* BEGIN TASK INPUT *
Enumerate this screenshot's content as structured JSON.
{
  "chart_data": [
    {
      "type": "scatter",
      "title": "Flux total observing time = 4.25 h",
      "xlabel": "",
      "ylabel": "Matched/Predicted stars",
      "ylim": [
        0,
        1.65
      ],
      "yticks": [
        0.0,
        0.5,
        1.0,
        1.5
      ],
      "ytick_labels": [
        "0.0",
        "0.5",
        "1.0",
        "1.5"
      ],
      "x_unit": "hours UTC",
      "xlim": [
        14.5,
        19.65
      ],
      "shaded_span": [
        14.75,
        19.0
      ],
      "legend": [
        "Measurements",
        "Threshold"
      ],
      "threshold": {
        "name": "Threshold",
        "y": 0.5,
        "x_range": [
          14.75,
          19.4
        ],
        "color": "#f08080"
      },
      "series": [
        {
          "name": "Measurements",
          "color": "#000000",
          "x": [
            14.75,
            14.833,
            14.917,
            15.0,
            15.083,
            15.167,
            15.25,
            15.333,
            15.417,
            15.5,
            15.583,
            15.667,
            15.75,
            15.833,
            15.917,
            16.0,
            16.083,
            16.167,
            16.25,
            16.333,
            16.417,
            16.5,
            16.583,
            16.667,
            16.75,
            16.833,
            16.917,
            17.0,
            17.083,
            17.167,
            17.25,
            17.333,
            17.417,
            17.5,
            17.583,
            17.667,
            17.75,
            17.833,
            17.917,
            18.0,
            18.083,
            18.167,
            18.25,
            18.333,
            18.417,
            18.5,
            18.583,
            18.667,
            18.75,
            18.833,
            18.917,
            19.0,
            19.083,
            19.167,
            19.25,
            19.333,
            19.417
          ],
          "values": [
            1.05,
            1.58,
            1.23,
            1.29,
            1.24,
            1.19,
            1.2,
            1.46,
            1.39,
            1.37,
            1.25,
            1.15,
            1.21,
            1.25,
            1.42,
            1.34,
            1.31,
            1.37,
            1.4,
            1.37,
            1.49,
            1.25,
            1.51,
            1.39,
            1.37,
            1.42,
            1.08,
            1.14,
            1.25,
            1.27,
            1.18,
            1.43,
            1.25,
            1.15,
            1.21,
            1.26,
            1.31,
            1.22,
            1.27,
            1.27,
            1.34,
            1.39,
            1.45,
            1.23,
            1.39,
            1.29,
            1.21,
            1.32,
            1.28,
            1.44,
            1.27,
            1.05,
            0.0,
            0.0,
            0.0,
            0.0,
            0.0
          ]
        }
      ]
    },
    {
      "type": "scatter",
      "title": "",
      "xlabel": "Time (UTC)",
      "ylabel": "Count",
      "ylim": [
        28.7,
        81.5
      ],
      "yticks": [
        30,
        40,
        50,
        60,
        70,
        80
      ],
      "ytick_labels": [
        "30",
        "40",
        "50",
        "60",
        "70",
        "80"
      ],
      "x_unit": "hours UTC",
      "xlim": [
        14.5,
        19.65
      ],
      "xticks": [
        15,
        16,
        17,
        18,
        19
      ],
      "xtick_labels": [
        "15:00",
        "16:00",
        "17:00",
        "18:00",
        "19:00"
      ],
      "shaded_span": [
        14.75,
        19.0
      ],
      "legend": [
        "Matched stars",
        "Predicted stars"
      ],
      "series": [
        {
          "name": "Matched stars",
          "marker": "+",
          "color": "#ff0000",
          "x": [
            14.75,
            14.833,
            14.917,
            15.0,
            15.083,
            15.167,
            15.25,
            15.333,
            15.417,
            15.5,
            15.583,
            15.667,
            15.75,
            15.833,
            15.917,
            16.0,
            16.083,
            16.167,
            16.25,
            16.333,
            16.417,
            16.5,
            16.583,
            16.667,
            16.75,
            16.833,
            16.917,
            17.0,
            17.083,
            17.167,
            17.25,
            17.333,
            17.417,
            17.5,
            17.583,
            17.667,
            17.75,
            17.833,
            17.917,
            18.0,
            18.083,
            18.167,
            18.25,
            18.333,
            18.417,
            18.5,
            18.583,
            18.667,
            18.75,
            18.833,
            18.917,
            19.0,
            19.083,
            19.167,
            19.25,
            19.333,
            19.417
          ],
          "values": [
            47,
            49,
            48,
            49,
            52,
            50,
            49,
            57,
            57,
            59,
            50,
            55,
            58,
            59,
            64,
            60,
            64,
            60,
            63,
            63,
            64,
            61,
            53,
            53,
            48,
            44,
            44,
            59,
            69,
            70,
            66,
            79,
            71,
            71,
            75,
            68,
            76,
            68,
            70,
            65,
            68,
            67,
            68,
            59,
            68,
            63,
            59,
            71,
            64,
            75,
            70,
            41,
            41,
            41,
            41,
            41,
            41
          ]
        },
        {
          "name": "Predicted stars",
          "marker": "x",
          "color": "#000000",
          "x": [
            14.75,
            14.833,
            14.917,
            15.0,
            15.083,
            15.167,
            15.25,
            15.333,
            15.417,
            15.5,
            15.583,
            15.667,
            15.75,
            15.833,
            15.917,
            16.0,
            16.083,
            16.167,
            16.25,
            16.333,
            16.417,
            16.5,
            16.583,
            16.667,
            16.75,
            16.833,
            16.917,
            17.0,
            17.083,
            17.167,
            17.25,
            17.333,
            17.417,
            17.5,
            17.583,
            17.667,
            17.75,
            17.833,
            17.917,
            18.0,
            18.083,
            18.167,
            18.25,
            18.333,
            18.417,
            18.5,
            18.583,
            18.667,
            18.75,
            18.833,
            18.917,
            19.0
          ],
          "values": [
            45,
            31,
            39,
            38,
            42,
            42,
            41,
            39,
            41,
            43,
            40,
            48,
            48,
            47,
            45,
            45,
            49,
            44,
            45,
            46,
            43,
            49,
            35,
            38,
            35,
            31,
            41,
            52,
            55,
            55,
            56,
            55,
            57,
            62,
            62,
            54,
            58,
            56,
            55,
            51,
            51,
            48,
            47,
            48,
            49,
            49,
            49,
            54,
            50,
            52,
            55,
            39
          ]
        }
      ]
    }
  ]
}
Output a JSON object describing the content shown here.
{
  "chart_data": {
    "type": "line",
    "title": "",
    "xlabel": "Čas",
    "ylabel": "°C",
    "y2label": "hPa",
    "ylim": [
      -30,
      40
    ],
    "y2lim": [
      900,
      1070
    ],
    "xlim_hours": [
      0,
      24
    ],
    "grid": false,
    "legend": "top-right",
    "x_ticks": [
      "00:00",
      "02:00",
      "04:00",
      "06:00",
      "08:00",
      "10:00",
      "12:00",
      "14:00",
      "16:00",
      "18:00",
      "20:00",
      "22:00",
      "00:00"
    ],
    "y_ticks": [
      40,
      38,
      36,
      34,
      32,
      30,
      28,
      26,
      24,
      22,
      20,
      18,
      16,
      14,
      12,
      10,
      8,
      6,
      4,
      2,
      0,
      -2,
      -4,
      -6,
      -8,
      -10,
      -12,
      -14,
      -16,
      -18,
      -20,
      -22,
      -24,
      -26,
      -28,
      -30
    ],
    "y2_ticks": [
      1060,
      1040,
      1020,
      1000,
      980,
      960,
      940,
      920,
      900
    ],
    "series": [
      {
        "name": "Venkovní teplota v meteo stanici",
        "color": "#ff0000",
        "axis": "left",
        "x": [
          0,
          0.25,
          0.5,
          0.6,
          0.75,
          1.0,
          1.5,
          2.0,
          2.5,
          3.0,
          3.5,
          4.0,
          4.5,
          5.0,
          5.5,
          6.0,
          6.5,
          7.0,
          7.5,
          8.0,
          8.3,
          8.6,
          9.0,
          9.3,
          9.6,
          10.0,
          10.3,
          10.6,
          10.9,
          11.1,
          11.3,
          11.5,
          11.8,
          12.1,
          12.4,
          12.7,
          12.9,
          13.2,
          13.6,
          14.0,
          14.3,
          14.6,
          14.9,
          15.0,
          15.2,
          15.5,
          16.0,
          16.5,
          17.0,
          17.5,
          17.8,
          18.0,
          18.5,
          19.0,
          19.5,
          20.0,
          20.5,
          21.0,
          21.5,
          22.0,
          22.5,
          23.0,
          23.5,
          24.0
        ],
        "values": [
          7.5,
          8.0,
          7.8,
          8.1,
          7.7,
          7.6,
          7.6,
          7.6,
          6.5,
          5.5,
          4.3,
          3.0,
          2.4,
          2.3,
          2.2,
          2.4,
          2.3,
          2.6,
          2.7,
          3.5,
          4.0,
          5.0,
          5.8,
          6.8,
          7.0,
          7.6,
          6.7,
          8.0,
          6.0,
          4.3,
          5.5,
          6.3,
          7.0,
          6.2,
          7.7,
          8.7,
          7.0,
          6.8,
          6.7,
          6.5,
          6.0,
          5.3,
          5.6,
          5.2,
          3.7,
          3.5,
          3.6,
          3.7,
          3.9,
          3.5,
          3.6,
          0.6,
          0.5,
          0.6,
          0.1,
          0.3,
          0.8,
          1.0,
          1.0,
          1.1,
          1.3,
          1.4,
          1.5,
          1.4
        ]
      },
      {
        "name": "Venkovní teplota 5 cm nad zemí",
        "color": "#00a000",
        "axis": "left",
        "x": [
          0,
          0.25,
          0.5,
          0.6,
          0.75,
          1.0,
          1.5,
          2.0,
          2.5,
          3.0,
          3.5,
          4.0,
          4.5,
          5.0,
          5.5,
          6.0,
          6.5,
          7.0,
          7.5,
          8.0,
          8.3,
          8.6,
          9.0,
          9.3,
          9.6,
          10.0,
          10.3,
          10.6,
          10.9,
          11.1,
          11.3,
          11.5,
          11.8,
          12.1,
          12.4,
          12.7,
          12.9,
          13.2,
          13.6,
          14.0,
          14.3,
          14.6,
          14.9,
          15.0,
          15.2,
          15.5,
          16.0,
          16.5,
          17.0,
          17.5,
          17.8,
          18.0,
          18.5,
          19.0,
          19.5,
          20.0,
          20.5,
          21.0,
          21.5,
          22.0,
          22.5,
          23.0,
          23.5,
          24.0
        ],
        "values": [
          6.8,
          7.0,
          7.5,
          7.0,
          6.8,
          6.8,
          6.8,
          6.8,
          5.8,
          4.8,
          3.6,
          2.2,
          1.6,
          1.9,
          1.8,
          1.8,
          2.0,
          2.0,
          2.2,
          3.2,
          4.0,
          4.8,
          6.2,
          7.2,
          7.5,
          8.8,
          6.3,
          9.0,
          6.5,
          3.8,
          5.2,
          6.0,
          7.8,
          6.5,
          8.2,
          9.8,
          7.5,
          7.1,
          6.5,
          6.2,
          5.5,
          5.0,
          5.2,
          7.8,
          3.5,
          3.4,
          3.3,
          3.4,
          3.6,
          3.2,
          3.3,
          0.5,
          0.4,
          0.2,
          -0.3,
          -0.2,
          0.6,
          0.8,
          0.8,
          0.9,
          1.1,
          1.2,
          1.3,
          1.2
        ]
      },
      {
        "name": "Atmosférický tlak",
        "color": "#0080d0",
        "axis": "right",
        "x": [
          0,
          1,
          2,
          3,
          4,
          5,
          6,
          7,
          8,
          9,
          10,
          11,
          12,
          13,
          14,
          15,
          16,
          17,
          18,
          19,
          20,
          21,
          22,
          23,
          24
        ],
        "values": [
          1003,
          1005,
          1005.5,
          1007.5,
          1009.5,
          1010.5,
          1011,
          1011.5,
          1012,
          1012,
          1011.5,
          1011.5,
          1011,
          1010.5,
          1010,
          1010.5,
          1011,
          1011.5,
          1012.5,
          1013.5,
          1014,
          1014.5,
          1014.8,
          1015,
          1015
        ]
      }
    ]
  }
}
* END TASK INPUT *
#### [PROMPT]
Determine the number of lines in the entries above where the string "ylabel" appears. Answer with the number alone.

#### [CORRECT RESULT]
3